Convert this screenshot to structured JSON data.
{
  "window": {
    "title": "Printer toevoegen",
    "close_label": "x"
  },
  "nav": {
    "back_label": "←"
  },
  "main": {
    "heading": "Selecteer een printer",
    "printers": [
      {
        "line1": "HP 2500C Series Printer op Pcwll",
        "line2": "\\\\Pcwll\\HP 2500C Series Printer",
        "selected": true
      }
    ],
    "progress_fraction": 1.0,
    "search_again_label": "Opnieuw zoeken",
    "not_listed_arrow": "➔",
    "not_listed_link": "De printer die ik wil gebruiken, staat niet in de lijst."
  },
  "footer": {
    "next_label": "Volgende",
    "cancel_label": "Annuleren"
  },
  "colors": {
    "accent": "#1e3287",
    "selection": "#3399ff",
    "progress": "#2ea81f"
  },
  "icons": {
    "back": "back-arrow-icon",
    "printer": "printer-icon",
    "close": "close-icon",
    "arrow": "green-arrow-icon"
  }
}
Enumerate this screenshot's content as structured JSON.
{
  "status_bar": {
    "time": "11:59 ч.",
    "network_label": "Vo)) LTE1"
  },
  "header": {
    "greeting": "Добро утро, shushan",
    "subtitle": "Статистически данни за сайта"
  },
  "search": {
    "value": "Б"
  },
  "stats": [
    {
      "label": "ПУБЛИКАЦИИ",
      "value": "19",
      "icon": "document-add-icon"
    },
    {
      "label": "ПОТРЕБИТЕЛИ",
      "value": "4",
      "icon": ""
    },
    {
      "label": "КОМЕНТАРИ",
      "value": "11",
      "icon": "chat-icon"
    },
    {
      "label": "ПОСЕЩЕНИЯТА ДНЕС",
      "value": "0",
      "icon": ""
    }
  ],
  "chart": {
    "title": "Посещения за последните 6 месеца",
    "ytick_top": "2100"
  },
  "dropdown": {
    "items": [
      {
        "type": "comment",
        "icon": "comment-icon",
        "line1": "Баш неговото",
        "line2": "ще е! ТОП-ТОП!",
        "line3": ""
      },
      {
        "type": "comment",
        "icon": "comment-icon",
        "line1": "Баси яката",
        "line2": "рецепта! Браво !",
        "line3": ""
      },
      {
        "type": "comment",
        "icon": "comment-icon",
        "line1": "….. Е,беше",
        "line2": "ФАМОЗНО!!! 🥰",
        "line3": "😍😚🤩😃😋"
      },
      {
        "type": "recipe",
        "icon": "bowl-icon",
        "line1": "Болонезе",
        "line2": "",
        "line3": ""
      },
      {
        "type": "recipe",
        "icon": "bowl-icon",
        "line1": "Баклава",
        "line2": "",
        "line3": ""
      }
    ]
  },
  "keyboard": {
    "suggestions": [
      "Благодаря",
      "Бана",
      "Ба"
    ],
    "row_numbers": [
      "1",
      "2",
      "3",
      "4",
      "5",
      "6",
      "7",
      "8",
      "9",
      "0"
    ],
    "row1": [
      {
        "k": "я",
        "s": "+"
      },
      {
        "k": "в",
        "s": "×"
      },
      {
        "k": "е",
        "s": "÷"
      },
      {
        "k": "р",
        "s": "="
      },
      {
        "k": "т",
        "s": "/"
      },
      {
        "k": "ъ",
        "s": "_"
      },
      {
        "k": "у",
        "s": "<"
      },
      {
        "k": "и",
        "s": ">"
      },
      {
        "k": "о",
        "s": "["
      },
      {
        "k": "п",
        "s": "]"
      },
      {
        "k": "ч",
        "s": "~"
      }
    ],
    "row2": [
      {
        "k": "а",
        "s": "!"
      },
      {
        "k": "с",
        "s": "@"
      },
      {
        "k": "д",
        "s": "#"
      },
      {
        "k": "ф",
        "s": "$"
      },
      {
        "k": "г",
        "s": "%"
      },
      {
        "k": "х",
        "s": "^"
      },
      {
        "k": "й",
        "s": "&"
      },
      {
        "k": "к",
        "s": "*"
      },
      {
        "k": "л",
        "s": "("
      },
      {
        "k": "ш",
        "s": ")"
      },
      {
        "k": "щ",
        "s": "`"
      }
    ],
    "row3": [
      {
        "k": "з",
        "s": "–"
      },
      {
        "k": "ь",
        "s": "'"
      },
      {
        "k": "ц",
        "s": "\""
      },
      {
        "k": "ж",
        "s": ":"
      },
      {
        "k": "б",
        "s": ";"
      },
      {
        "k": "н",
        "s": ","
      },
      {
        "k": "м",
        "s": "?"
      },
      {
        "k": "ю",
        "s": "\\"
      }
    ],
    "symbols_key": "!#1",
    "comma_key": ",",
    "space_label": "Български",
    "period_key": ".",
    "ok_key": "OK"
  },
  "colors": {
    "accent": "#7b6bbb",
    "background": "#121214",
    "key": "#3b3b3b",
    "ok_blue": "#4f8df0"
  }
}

■ TASK PROMPT
Provide an exact reproduction of all the entries shown above.

■ FINISHED ANSWER
Convert this screenshot to structured JSON data.
{
  "window": {
    "title": "Printer toevoegen",
    "close_label": "x"
  },
  "nav": {
    "back_label": "←"
  },
  "main": {
    "heading": "Selecteer een printer",
    "printers": [
      {
        "line1": "HP 2500C Series Printer op Pcwll",
        "line2": "\\\\Pcwll\\HP 2500C Series Printer",
        "selected": true
      }
    ],
    "progress_fraction": 1.0,
    "search_again_label": "Opnieuw zoeken",
    "not_listed_arrow": "➔",
    "not_listed_link": "De printer die ik wil gebruiken, staat niet in de lijst."
  },
  "footer": {
    "next_label": "Volgende",
    "cancel_label": "Annuleren"
  },
  "colors": {
    "accent": "#1e3287",
    "selection": "#3399ff",
    "progress": "#2ea81f"
  },
  "icons": {
    "back": "back-arrow-icon",
    "printer": "printer-icon",
    "close": "close-icon",
    "arrow": "green-arrow-icon"
  }
}
Enumerate this screenshot's content as structured JSON.
{
  "status_bar": {
    "time": "11:59 ч.",
    "network_label": "Vo)) LTE1"
  },
  "header": {
    "greeting": "Добро утро, shushan",
    "subtitle": "Статистически данни за сайта"
  },
  "search": {
    "value": "Б"
  },
  "stats": [
    {
      "label": "ПУБЛИКАЦИИ",
      "value": "19",
      "icon": "document-add-icon"
    },
    {
      "label": "ПОТРЕБИТЕЛИ",
      "value": "4",
      "icon": ""
    },
    {
      "label": "КОМЕНТАРИ",
      "value": "11",
      "icon": "chat-icon"
    },
    {
      "label": "ПОСЕЩЕНИЯТА ДНЕС",
      "value": "0",
      "icon": ""
    }
  ],
  "chart": {
    "title": "Посещения за последните 6 месеца",
    "ytick_top": "2100"
  },
  "dropdown": {
    "items": [
      {
        "type": "comment",
        "icon": "comment-icon",
        "line1": "Баш неговото",
        "line2": "ще е! ТОП-ТОП!",
        "line3": ""
      },
      {
        "type": "comment",
        "icon": "comment-icon",
        "line1": "Баси яката",
        "line2": "рецепта! Браво !",
        "line3": ""
      },
      {
        "type": "comment",
        "icon": "comment-icon",
        "line1": "….. Е,беше",
        "line2": "ФАМОЗНО!!! 🥰",
        "line3": "😍😚🤩😃😋"
      },
      {
        "type": "recipe",
        "icon": "bowl-icon",
        "line1": "Болонезе",
        "line2": "",
        "line3": ""
      },
      {
        "type": "recipe",
        "icon": "bowl-icon",
        "line1": "Баклава",
        "line2": "",
        "line3": ""
      }
    ]
  },
  "keyboard": {
    "suggestions": [
      "Благодаря",
      "Бана",
      "Ба"
    ],
    "row_numbers": [
      "1",
      "2",
      "3",
      "4",
      "5",
      "6",
      "7",
      "8",
      "9",
      "0"
    ],
    "row1": [
      {
        "k": "я",
        "s": "+"
      },
      {
        "k": "в",
        "s": "×"
      },
      {
        "k": "е",
        "s": "÷"
      },
      {
        "k": "р",
        "s": "="
      },
      {
        "k": "т",
        "s": "/"
      },
      {
        "k": "ъ",
        "s": "_"
      },
      {
        "k": "у",
        "s": "<"
      },
      {
        "k": "и",
        "s": ">"
      },
      {
        "k": "о",
        "s": "["
      },
      {
        "k": "п",
        "s": "]"
      },
      {
        "k": "ч",
        "s": "~"
      }
    ],
    "row2": [
      {
        "k": "а",
        "s": "!"
      },
      {
        "k": "с",
        "s": "@"
      },
      {
        "k": "д",
        "s": "#"
      },
      {
        "k": "ф",
        "s": "$"
      },
      {
        "k": "г",
        "s": "%"
      },
      {
        "k": "х",
        "s": "^"
      },
      {
        "k": "й",
        "s": "&"
      },
      {
        "k": "к",
        "s": "*"
      },
      {
        "k": "л",
        "s": "("
      },
      {
        "k": "ш",
        "s": ")"
      },
      {
        "k": "щ",
        "s": "`"
      }
    ],
    "row3": [
      {
        "k": "з",
        "s": "–"
      },
      {
        "k": "ь",
        "s": "'"
      },
      {
        "k": "ц",
        "s": "\""
      },
      {
        "k": "ж",
        "s": ":"
      },
      {
        "k": "б",
        "s": ";"
      },
      {
        "k": "н",
        "s": ","
      },
      {
        "k": "м",
        "s": "?"
      },
      {
        "k": "ю",
        "s": "\\"
      }
    ],
    "symbols_key": "!#1",
    "comma_key": ",",
    "space_label": "Български",
    "period_key": ".",
    "ok_key": "OK"
  },
  "colors": {
    "accent": "#7b6bbb",
    "background": "#121214",
    "key": "#3b3b3b",
    "ok_blue": "#4f8df0"
  }
}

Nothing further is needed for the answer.